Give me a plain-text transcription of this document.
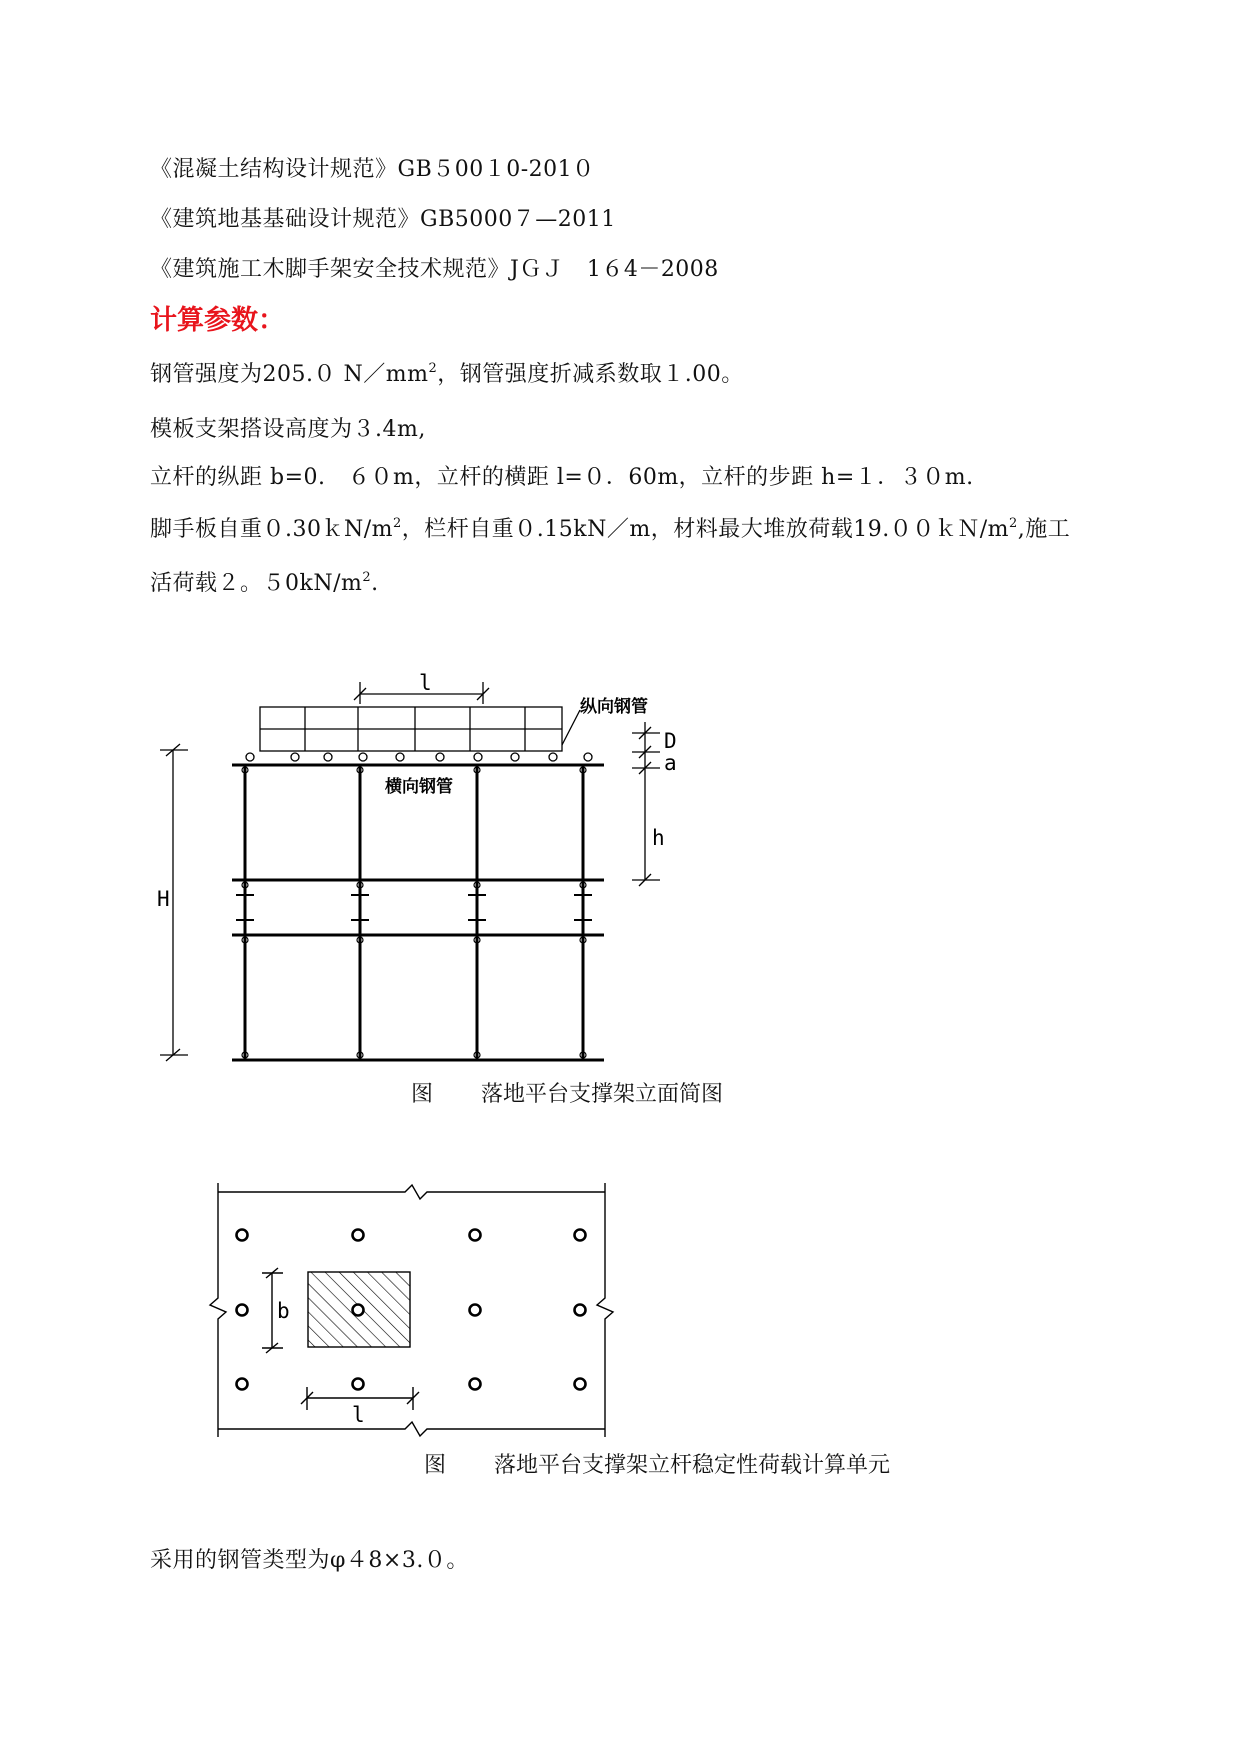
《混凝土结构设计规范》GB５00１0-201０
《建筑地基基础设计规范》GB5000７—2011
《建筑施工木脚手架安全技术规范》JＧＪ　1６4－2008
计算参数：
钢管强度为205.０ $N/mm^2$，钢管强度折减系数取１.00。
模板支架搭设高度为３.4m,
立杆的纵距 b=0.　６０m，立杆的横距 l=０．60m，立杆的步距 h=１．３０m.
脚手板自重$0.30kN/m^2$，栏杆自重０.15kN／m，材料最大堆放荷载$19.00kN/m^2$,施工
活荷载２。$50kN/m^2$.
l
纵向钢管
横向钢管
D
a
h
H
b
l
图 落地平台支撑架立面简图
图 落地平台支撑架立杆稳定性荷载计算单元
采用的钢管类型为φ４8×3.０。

________________

(Request): Repeat the listing verbatim. Skip the pictures.

(Result below):
Give me a plain-text transcription of this document.
《混凝土结构设计规范》GB５00１0-201０
《建筑地基基础设计规范》GB5000７—2011
《建筑施工木脚手架安全技术规范》JＧＪ　1６4－2008
计算参数：
钢管强度为205.０ $N/mm^2$，钢管强度折减系数取１.00。
模板支架搭设高度为３.4m,
立杆的纵距 b=0.　６０m，立杆的横距 l=０．60m，立杆的步距 h=１．３０m.
脚手板自重$0.30kN/m^2$，栏杆自重０.15kN／m，材料最大堆放荷载$19.00kN/m^2$,施工
活荷载２。$50kN/m^2$.
l
纵向钢管
横向钢管
D
a
h
H
b
l
图 落地平台支撑架立面简图
图 落地平台支撑架立杆稳定性荷载计算单元
采用的钢管类型为φ４8×3.０。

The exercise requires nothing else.